## SOURCE DATA:
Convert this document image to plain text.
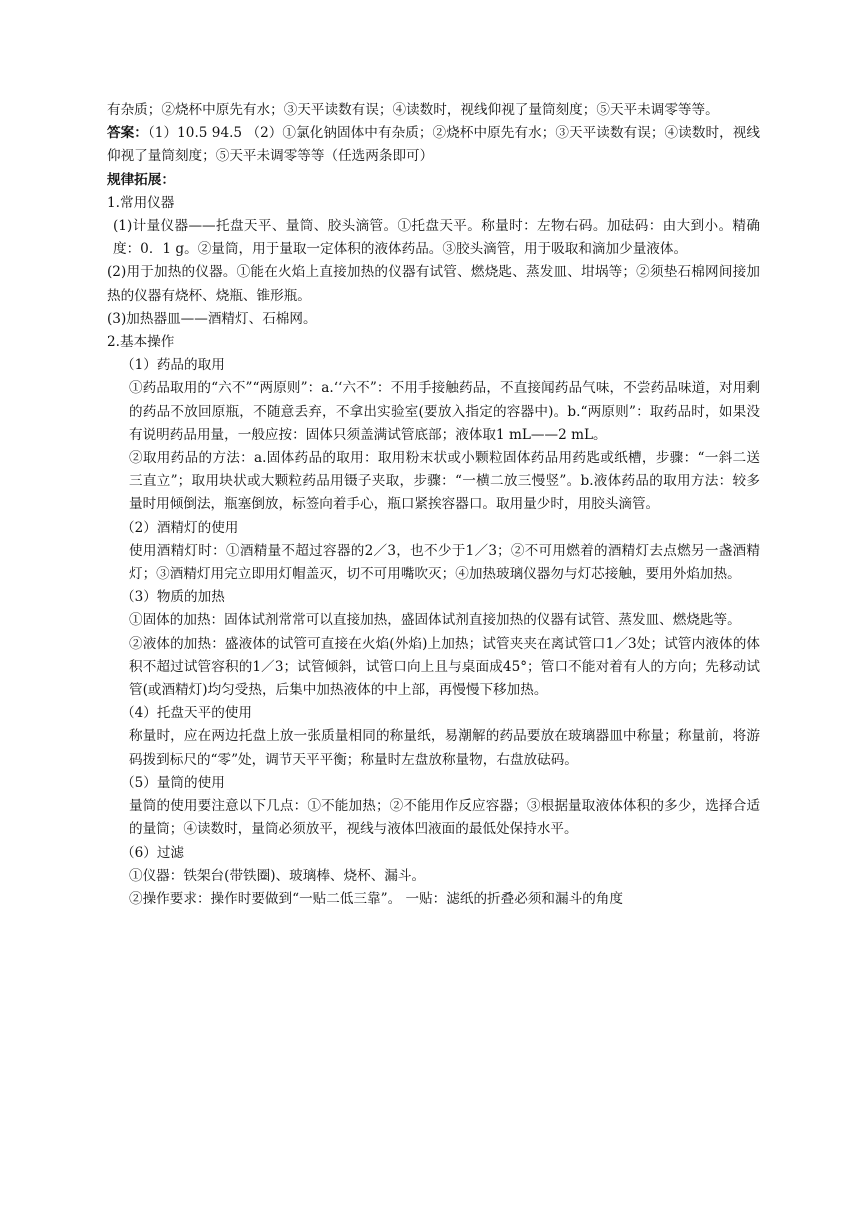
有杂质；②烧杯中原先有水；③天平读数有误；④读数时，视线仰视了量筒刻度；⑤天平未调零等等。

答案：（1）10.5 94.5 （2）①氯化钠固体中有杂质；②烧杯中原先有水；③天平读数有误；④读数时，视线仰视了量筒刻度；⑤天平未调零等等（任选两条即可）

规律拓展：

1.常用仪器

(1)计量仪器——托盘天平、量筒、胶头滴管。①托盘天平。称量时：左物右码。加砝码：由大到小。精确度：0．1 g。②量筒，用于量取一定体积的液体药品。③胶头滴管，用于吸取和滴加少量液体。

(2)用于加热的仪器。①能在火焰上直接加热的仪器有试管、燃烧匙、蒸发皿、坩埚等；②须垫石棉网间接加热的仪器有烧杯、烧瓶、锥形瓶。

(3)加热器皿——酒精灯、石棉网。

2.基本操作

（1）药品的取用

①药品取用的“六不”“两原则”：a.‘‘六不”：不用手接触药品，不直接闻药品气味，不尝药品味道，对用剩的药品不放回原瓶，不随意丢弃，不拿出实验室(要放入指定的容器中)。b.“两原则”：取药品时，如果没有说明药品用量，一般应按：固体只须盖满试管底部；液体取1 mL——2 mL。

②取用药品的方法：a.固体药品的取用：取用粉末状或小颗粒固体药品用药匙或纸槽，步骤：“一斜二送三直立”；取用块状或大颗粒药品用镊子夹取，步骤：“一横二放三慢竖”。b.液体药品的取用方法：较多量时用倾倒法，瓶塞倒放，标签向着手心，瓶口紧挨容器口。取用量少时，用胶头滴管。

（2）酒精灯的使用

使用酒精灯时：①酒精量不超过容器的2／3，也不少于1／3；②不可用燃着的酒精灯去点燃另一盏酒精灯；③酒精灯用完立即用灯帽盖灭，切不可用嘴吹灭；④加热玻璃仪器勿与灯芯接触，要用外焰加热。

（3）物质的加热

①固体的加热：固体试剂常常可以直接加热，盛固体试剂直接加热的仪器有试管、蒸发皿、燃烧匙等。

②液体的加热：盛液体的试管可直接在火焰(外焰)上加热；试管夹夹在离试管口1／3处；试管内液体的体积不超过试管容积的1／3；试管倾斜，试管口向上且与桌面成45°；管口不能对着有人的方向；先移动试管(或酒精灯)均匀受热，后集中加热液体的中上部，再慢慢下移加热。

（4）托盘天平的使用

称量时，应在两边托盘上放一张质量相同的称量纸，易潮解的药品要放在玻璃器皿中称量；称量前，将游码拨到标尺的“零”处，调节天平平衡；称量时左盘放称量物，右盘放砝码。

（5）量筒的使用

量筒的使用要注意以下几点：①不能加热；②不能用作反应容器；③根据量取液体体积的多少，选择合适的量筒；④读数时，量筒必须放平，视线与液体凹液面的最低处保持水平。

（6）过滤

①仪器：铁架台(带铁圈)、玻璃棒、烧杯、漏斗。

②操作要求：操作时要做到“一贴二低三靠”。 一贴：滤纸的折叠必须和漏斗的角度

## EXERCISE GOAL:
Which lines in the listing above hold the word "②烧杯中原先有水"? Show each of them.

## RESPONSE:
有杂质；②烧杯中原先有水；③天平读数有误；④读数时，视线仰视了量筒刻度；⑤天平未调零等等。
答案：（1）10.5 94.5 （2）①氯化钠固体中有杂质；②烧杯中原先有水；③天平读数有误；④读数时，视线仰视了量筒刻度；⑤天平未调零等等（任选两条即可）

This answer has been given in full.